**Given records**
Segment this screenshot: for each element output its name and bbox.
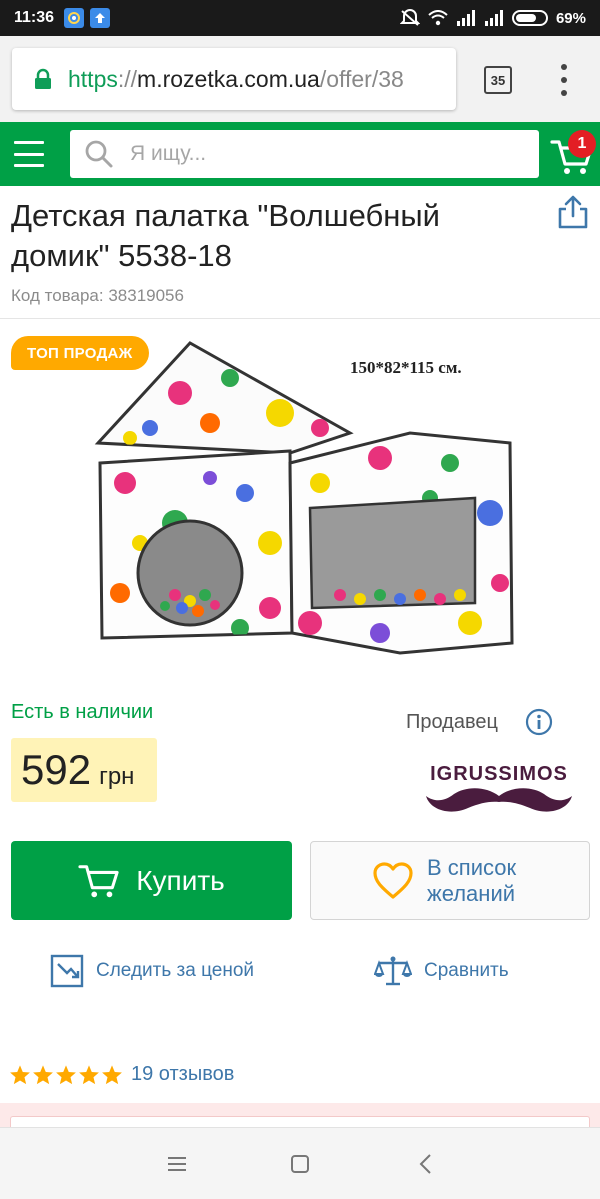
price-box: 592 грн <box>11 738 157 802</box>
upload-app-icon <box>90 8 111 28</box>
wishlist-button[interactable]: В список желаний <box>310 841 590 920</box>
star-icon <box>10 1064 30 1084</box>
star-icon <box>56 1064 76 1084</box>
heart-icon <box>373 862 413 899</box>
url-host: m.rozetka.com.ua <box>137 65 320 92</box>
battery-level: 69% <box>555 9 586 27</box>
cart-count-badge: 1 <box>568 130 596 158</box>
status-bar: 11:36 69% <box>0 0 600 36</box>
product-code: Код товара: 38319056 <box>11 286 184 305</box>
star-icon <box>33 1064 53 1084</box>
buy-button[interactable]: Купить <box>11 841 292 920</box>
lock-icon <box>35 68 51 89</box>
tabs-icon[interactable]: 35 <box>484 66 512 94</box>
top-sales-badge: ТОП ПРОДАЖ <box>11 336 149 370</box>
signal-icon-2 <box>484 10 504 26</box>
status-time: 11:36 <box>14 9 55 26</box>
site-header <box>0 122 600 186</box>
wishlist-label: В список желаний <box>427 854 517 906</box>
system-nav-bar <box>0 1127 600 1199</box>
seller-label: Продавец <box>406 711 498 733</box>
tab-count: 35 <box>490 72 506 88</box>
track-price-label: Следить за ценой <box>96 960 255 981</box>
rating-stars <box>9 1064 123 1086</box>
signal-icon <box>456 10 476 26</box>
seller-logo-text: IGRUSSIMOS <box>430 763 568 785</box>
buy-button-label: Купить <box>136 864 225 896</box>
reviews-link[interactable]: 19 отзывов <box>131 1063 234 1086</box>
product-image[interactable]: 150*82*115 см. <box>80 333 520 663</box>
home-nav-icon[interactable] <box>288 1152 312 1176</box>
menu-nav-icon[interactable] <box>165 1152 189 1176</box>
seller-logo[interactable]: IGRUSSIMOS <box>416 758 582 820</box>
scales-icon <box>374 956 412 986</box>
url-path: /offer/38 <box>319 65 404 92</box>
browser-toolbar: https://m.rozetka.com.ua/offer/38 35 <box>0 36 600 122</box>
url-separator: :// <box>117 65 138 92</box>
search-icon <box>85 140 113 168</box>
share-icon[interactable] <box>556 194 590 230</box>
compare-link[interactable]: Сравнить <box>374 954 509 988</box>
compare-label: Сравнить <box>424 960 509 981</box>
hamburger-icon[interactable] <box>14 141 44 167</box>
price-chart-icon <box>50 954 84 988</box>
price-currency: грн <box>99 763 135 790</box>
back-nav-icon[interactable] <box>414 1152 438 1176</box>
star-icon <box>102 1064 122 1084</box>
wifi-icon <box>428 10 448 26</box>
rating[interactable]: 19 отзывов <box>9 1063 234 1086</box>
url-scheme: https <box>68 65 118 92</box>
price-value: 592 <box>21 746 92 793</box>
divider <box>0 318 600 319</box>
track-price-link[interactable]: Следить за ценой <box>50 954 254 988</box>
search-box[interactable] <box>70 130 539 178</box>
cart-icon <box>78 864 119 897</box>
availability-status: Есть в наличии <box>11 701 154 723</box>
product-title: Детская палатка "Волшебный домик" 5538-1… <box>11 198 440 273</box>
battery-icon <box>511 10 548 26</box>
menu-dots-icon[interactable] <box>556 64 572 96</box>
image-caption: 150*82*115 см. <box>350 358 462 377</box>
notification-app-icon <box>64 8 85 28</box>
info-icon[interactable] <box>525 708 553 736</box>
address-bar[interactable]: https://m.rozetka.com.ua/offer/38 <box>12 48 456 110</box>
search-input[interactable] <box>130 142 510 166</box>
mute-icon <box>399 9 420 27</box>
star-icon <box>79 1064 99 1084</box>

**Work to be completed**
Rewrite every line of the records above as a numbered list, skipping blank lines and leaving out the picture.

**Solved problem**
1. Segment this screenshot: for each element output its name and bbox.
2. price-box: 592 грн <box>11 738 157 802</box>
3. upload-app-icon <box>90 8 111 28</box>
4. wishlist-button[interactable]: В список желаний <box>310 841 590 920</box>
5. star-icon <box>10 1064 30 1084</box>
6. star-icon <box>56 1064 76 1084</box>
7. heart-icon <box>373 862 413 899</box>
8. url-host: m.rozetka.com.ua <box>137 65 320 92</box>
9. battery-level: 69% <box>555 9 586 27</box>
10. cart-count-badge: 1 <box>568 130 596 158</box>
11. status-bar: 11:36 69% <box>0 0 600 36</box>
12. product-code: Код товара: 38319056 <box>11 286 184 305</box>
13. star-icon <box>33 1064 53 1084</box>
14. buy-button[interactable]: Купить <box>11 841 292 920</box>
15. lock-icon <box>35 68 51 89</box>
16. tabs-icon[interactable]: 35 <box>484 66 512 94</box>
17. top-sales-badge: ТОП ПРОДАЖ <box>11 336 149 370</box>
18. signal-icon-2 <box>484 10 504 26</box>
19. status-time: 11:36 <box>14 9 55 26</box>
20. site-header <box>0 122 600 186</box>
21. wishlist-label: В список желаний <box>427 854 517 906</box>
22. system-nav-bar <box>0 1127 600 1199</box>
23. seller-label: Продавец <box>406 711 498 733</box>
24. tab-count: 35 <box>490 72 506 88</box>
25. track-price-label: Следить за ценой <box>96 960 255 981</box>
26. rating-stars <box>9 1064 123 1086</box>
27. signal-icon <box>456 10 476 26</box>
28. seller-logo-text: IGRUSSIMOS <box>430 763 568 785</box>
29. buy-button-label: Купить <box>136 864 225 896</box>
30. reviews-link[interactable]: 19 отзывов <box>131 1063 234 1086</box>
31. product-image[interactable]: 150*82*115 см. <box>80 333 520 663</box>
32. home-nav-icon[interactable] <box>288 1152 312 1176</box>
33. menu-nav-icon[interactable] <box>165 1152 189 1176</box>
34. seller-logo[interactable]: IGRUSSIMOS <box>416 758 582 820</box>
35. scales-icon <box>374 956 412 986</box>
36. url-path: /offer/38 <box>319 65 404 92</box>
37. browser-toolbar: https://m.rozetka.com.ua/offer/38 35 <box>0 36 600 122</box>
38. url-separator: :// <box>117 65 138 92</box>
39. search-icon <box>85 140 113 168</box>
40. share-icon[interactable] <box>556 194 590 230</box>
41. compare-link[interactable]: Сравнить <box>374 954 509 988</box>
42. compare-label: Сравнить <box>424 960 509 981</box>
43. hamburger-icon[interactable] <box>14 141 44 167</box>
44. price-chart-icon <box>50 954 84 988</box>
45. price-currency: грн <box>99 763 135 790</box>
46. back-nav-icon[interactable] <box>414 1152 438 1176</box>
47. star-icon <box>102 1064 122 1084</box>
48. wifi-icon <box>428 10 448 26</box>
49. rating[interactable]: 19 отзывов <box>9 1063 234 1086</box>
50. url-scheme: https <box>68 65 118 92</box>
51. price-value: 592 <box>21 746 92 793</box>
52. divider <box>0 318 600 319</box>
53. track-price-link[interactable]: Следить за ценой <box>50 954 254 988</box>
54. search-box[interactable] <box>70 130 539 178</box>
55. cart-icon <box>78 864 119 897</box>
56. availability-status: Есть в наличии <box>11 701 154 723</box>
57. product-title: Детская палатка "Волшебный домик" 5538-1… <box>11 198 440 273</box>
58. battery-icon <box>511 10 548 26</box>
59. menu-dots-icon[interactable] <box>556 64 572 96</box>
60. image-caption: 150*82*115 см. <box>350 358 462 377</box>
61. notification-app-icon <box>64 8 85 28</box>
62. info-icon[interactable] <box>525 708 553 736</box>
63. address-bar[interactable]: https://m.rozetka.com.ua/offer/38 <box>12 48 456 110</box>
64. search-input[interactable] <box>130 142 510 166</box>
65. mute-icon <box>399 9 420 27</box>
66. star-icon <box>79 1064 99 1084</box>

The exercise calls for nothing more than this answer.